◆ Trecho selecionado
· · ·

Jornal de Poesia

 

 

 

 

 

 

 

Álvaro Alves de Faria


 


Pequenos retratos de palavras comoventes


 


 

Assim é a poesia do português Albano Martins: coisa sem mistérios e sem segredos para quem detém no olhar a paisagem nítida nem sempre observada pelos comuns
Albano Martins é um poeta português de fina textura. Implica dizer, um poeta que elabora poemas com cuidado, sem exageros. O poeta é contido, mas consegue descrever por poucas e exatas palavras a circunstância do poema. Alie-se isso a uma observação poética apuradíssima e o resultado será – como é – uma obra verdadeira.

Parte dessa obra de Albano Martins está sendo lançada no Brasil pela Unimarco, em Antologia Poética organizada por Álvaro Cardoso Gomes. Albano Martins nasceu na aldeia do Telhado, Fundão, distrito de Castelo Branco, província da Beira Baixa, Portugal. Licenciado em Filosofia Clássica, atualmente leciona na Universidade Fernando Pessoa, na cidade do Porto. É autor de 21 livros de poesia, alguns incluindo também prosa poética, na qual é visível, muitas vezes, o ritmo do poema. É também tradutor de poetas gregos do período clássico, além de italianos, espanhóis e latino-americanos, entre os quais destaca seu trabalho mais recente, Canto Geral, de Pablo Neruda.

· · ·

Anotações de caixas delimitadoras:
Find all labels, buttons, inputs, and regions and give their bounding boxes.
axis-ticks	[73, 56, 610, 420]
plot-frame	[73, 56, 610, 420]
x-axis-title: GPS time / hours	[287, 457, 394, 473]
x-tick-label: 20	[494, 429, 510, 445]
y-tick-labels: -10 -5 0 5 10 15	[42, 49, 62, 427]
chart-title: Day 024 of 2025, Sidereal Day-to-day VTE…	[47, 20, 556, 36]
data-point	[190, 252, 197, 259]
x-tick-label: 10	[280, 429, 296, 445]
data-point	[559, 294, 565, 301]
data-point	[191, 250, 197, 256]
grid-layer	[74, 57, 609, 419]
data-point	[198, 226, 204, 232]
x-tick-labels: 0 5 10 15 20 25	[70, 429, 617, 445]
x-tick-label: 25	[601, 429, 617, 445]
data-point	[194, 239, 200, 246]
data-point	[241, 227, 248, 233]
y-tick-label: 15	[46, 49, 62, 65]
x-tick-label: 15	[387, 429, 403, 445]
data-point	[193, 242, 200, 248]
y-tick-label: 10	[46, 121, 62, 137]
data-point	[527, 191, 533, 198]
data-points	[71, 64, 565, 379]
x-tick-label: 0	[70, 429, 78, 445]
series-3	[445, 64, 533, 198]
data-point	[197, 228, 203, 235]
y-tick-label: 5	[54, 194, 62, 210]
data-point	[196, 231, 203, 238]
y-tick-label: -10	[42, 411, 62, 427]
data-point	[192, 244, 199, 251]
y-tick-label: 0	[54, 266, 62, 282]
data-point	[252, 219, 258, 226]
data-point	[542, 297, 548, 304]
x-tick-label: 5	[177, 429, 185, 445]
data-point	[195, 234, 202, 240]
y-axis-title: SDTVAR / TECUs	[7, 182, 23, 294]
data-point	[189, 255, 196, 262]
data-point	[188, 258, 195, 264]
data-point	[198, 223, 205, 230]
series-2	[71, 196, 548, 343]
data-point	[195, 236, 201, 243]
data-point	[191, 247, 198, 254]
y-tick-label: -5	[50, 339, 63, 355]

· · ·

◆ Tarefas a fazer
A – No texto sobre Albano Martins, em que universidade o poeta leciona atualmente?
B – Conte quantas linhas da listagem contêm a palavra "series" e informe apenas esse número.

◆ Respostas por tarefa
A – Na Universidade Fernando Pessoa, na cidade do Porto.

B – 2